BEGIN Data to use

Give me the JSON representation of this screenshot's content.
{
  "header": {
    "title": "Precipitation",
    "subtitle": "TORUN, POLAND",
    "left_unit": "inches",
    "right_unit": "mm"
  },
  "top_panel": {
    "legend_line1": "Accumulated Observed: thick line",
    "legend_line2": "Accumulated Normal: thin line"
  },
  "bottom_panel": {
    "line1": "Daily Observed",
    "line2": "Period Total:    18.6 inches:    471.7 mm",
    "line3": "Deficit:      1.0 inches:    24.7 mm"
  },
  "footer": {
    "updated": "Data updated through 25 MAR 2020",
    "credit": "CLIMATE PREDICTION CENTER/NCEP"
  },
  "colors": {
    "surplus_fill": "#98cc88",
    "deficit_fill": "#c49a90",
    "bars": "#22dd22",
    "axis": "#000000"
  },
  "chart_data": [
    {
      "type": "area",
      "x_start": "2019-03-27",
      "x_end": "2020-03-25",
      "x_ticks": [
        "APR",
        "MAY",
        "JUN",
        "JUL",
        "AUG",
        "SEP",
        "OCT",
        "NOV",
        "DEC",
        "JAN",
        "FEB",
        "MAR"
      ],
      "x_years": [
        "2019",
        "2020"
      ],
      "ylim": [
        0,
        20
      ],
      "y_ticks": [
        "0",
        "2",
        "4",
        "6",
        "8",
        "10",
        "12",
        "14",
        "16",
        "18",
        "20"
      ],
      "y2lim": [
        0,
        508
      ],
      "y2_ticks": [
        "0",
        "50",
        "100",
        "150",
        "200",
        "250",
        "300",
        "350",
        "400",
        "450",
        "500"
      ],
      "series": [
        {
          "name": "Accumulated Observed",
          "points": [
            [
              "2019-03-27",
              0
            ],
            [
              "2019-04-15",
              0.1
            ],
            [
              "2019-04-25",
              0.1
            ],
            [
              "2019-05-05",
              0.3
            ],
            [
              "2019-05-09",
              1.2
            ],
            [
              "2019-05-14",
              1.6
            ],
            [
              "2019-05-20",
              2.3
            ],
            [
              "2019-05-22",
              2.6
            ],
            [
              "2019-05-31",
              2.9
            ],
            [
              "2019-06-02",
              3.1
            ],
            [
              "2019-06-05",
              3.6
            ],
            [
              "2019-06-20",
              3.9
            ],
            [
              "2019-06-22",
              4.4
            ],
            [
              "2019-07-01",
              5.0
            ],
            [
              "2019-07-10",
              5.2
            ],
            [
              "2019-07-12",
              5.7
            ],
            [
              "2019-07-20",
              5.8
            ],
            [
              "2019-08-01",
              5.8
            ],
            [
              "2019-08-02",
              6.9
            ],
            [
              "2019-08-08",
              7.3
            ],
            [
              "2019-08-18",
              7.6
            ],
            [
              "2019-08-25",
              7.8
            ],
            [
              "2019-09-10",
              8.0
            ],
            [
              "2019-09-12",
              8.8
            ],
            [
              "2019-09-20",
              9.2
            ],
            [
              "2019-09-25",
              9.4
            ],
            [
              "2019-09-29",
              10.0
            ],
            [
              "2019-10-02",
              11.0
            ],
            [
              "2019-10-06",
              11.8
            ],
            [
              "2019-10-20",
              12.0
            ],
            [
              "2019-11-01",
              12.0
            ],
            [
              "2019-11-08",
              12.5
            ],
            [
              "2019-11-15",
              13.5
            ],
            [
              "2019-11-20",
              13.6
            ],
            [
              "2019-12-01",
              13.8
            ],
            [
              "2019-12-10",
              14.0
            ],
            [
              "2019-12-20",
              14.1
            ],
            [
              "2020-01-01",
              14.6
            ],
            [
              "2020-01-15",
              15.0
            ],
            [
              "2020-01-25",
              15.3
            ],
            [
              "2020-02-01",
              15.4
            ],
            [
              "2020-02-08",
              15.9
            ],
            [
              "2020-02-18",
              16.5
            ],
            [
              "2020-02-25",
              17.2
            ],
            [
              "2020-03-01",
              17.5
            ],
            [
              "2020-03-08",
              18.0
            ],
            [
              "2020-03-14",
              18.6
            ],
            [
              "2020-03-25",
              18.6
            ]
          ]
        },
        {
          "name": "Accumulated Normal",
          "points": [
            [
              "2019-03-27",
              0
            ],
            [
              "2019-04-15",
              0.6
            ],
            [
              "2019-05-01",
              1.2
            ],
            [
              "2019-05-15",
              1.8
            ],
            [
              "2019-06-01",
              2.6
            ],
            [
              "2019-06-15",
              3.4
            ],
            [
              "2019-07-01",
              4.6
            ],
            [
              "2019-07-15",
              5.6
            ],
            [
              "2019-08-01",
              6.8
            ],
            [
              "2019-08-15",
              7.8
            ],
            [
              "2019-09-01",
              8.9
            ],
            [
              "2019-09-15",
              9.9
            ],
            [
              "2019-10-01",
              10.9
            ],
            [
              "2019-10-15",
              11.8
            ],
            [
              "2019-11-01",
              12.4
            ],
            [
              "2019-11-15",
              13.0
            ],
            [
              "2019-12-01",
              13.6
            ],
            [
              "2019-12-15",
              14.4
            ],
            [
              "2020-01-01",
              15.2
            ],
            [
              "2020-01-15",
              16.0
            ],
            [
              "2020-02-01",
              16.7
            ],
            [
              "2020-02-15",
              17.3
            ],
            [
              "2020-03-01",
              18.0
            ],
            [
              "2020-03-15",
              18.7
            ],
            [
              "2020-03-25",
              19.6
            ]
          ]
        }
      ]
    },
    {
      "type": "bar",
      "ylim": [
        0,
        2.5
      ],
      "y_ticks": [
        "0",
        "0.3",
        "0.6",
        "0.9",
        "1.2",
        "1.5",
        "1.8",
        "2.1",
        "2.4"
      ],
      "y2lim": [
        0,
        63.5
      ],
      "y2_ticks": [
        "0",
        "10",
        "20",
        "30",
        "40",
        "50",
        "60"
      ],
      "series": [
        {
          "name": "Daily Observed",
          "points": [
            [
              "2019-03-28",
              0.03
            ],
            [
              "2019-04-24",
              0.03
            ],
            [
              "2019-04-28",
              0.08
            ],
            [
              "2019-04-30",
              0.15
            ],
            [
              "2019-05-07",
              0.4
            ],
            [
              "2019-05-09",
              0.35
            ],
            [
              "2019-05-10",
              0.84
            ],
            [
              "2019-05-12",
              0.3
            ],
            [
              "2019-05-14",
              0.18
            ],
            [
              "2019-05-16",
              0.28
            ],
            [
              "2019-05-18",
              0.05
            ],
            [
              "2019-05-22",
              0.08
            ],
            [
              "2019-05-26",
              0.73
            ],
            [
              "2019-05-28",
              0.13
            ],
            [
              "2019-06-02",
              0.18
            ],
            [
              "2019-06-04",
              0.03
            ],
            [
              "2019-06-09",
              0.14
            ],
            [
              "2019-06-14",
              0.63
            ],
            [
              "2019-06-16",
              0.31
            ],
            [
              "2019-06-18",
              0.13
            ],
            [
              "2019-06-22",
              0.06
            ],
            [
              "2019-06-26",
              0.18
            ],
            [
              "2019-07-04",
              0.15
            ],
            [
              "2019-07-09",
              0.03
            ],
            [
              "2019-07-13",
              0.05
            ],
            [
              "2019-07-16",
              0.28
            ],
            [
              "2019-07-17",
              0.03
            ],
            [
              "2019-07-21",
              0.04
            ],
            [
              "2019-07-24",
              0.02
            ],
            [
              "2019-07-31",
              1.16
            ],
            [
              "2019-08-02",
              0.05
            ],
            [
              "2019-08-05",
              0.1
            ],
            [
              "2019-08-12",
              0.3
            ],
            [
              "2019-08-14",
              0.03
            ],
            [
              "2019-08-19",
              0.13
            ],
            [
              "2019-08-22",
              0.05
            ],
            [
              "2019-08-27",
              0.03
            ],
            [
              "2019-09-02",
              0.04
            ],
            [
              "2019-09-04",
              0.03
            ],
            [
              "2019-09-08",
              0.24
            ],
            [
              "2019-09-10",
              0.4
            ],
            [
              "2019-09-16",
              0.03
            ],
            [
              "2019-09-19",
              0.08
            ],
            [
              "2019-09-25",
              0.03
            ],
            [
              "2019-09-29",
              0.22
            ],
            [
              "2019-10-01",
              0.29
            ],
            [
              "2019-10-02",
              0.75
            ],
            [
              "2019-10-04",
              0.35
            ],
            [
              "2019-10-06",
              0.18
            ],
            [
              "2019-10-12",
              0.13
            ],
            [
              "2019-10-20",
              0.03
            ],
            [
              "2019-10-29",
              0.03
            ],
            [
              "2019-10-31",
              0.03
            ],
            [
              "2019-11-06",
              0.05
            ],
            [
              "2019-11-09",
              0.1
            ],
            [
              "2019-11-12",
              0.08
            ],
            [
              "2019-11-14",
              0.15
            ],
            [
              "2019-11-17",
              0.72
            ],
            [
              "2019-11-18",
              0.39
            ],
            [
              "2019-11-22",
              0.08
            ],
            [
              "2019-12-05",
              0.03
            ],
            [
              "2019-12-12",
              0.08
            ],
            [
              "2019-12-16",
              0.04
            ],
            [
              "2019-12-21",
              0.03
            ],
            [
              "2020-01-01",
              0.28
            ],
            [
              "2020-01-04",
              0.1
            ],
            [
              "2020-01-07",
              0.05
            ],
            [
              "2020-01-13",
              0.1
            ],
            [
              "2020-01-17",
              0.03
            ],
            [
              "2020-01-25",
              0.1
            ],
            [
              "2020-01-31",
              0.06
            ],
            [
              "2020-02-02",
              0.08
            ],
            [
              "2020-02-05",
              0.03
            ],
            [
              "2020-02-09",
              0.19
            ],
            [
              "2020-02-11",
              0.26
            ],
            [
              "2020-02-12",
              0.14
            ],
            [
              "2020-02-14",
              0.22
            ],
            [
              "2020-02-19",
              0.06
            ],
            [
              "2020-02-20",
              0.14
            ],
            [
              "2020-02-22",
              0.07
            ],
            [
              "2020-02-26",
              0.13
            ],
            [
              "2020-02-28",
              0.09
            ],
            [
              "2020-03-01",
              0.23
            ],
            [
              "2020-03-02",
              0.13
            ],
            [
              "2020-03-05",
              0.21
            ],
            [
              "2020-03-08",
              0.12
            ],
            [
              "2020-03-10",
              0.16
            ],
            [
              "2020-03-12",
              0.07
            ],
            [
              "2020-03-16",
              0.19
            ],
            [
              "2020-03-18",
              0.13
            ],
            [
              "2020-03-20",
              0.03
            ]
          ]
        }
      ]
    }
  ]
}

END Data to use

Aim: Copy, from the material above, each line in which the string "inches" occurs.

The solution:
    "left_unit": "inches",
    "line2": "Period Total:    18.6 inches:    471.7 mm",
    "line3": "Deficit:      1.0 inches:    24.7 mm"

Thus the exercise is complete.